_DATASET EXTRACT:_
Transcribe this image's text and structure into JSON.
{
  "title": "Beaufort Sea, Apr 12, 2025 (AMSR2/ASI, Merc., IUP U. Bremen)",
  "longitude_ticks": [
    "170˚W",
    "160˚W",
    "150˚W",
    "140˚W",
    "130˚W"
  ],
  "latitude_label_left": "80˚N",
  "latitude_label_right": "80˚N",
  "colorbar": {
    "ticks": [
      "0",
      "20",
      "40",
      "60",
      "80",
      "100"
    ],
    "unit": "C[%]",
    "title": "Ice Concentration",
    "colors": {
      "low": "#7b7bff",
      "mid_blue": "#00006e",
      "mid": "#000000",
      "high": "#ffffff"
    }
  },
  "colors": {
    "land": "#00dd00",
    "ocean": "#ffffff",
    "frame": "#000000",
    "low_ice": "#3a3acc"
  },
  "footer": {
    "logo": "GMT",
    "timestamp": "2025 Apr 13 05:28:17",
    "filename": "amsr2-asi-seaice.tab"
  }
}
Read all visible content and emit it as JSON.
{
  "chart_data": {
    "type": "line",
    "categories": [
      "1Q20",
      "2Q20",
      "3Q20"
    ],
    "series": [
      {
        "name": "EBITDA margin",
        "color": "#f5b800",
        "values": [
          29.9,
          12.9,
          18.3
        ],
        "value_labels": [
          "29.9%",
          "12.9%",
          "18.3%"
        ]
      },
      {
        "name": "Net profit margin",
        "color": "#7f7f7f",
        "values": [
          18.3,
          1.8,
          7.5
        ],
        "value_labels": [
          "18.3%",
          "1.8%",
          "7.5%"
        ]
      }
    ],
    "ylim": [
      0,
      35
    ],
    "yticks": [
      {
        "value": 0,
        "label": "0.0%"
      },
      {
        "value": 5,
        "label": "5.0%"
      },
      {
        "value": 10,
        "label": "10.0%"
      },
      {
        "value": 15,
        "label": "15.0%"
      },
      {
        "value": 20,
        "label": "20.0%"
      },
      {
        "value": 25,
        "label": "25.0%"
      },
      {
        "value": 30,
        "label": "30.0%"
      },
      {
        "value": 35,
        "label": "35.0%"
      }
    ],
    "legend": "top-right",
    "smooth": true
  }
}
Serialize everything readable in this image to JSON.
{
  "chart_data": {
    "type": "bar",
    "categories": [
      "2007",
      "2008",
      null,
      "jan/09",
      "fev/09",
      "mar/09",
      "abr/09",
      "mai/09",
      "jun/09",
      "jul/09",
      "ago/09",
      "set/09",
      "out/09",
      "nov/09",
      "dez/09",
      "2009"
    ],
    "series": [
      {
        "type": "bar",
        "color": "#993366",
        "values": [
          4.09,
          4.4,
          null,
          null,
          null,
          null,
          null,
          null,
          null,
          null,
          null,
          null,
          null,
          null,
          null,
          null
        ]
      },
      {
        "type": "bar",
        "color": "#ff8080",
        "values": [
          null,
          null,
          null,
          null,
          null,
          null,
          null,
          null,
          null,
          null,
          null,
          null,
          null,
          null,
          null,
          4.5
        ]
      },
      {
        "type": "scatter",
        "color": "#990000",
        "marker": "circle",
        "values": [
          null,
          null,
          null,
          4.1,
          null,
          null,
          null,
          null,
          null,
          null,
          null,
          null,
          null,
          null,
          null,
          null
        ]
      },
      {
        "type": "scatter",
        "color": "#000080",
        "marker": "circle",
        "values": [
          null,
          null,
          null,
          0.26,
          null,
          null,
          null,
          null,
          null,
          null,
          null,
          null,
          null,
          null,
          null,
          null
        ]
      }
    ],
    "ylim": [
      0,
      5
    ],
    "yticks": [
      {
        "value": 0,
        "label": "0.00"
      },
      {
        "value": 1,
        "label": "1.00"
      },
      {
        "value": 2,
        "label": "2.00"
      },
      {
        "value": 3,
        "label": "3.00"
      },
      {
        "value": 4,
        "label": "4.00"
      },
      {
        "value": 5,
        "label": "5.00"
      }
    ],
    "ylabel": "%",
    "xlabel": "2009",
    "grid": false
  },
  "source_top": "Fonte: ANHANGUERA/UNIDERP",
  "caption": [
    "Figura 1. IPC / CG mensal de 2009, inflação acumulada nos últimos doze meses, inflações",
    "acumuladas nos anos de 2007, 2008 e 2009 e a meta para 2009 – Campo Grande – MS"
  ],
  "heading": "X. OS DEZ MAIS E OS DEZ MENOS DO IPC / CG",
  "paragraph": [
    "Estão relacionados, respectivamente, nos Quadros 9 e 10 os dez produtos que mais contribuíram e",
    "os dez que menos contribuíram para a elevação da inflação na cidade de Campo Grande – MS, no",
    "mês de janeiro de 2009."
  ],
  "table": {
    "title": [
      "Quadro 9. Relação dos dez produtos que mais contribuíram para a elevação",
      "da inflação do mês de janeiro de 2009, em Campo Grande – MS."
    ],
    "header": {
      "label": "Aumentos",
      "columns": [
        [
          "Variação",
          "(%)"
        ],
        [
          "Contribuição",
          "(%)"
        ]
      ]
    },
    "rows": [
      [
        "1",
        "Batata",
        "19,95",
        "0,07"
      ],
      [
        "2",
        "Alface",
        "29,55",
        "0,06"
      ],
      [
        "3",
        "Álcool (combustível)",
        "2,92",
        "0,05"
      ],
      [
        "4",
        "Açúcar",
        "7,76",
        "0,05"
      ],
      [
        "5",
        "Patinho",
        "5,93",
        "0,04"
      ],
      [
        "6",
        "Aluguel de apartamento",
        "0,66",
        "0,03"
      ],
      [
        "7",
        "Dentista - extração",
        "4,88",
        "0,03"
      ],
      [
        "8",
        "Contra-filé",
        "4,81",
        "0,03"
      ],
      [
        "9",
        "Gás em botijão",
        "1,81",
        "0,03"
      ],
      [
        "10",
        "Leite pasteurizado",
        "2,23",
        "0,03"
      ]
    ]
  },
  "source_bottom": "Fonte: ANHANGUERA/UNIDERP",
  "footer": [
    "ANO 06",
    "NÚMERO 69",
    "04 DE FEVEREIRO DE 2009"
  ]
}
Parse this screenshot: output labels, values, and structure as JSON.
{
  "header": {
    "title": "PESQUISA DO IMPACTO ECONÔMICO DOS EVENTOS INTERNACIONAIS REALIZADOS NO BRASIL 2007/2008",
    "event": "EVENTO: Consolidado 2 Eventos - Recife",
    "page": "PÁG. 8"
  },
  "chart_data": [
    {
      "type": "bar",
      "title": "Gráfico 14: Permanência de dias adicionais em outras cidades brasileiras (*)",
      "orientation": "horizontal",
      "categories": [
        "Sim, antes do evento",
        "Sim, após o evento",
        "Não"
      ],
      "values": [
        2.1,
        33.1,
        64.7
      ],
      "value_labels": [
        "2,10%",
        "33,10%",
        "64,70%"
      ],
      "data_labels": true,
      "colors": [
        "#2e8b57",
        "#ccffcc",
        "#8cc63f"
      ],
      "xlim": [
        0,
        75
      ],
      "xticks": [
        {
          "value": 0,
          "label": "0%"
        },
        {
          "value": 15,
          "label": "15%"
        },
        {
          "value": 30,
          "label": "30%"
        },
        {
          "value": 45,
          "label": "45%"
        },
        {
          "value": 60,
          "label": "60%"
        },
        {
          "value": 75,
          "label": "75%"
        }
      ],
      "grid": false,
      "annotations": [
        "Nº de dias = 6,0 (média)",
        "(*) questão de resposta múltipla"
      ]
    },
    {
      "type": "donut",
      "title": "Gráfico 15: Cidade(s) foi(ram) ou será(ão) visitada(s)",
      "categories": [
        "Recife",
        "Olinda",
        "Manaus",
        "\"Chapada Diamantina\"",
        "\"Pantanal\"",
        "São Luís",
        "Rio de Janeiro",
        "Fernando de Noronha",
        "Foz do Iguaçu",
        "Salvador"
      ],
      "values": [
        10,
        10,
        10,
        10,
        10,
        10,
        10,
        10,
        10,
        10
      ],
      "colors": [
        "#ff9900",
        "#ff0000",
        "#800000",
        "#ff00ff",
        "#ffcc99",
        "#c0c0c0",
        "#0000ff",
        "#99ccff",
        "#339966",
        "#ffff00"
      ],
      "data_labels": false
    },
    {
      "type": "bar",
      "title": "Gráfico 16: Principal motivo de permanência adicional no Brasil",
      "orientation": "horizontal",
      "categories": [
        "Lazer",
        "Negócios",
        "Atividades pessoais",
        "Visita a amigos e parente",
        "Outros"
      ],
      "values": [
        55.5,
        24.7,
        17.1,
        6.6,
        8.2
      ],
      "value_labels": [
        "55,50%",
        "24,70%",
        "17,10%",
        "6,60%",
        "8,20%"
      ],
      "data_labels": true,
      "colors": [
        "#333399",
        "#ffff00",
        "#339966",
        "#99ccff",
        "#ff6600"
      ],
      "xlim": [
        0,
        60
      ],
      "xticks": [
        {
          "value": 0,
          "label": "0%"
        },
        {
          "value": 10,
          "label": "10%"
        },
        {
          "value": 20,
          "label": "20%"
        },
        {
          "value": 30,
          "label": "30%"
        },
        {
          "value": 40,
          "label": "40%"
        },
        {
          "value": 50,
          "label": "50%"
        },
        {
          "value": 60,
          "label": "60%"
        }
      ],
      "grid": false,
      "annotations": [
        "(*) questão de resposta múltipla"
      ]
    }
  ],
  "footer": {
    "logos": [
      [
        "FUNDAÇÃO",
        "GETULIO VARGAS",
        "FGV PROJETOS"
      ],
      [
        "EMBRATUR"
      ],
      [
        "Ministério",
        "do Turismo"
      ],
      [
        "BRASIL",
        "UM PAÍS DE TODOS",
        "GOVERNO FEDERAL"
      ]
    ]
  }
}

_SET TASK:_ From the listing above, collect every line that mentions the word "Recife".

_ANSWER BELOW:_
    "event": "EVENTO: Consolidado 2 Eventos - Recife",
        "Recife",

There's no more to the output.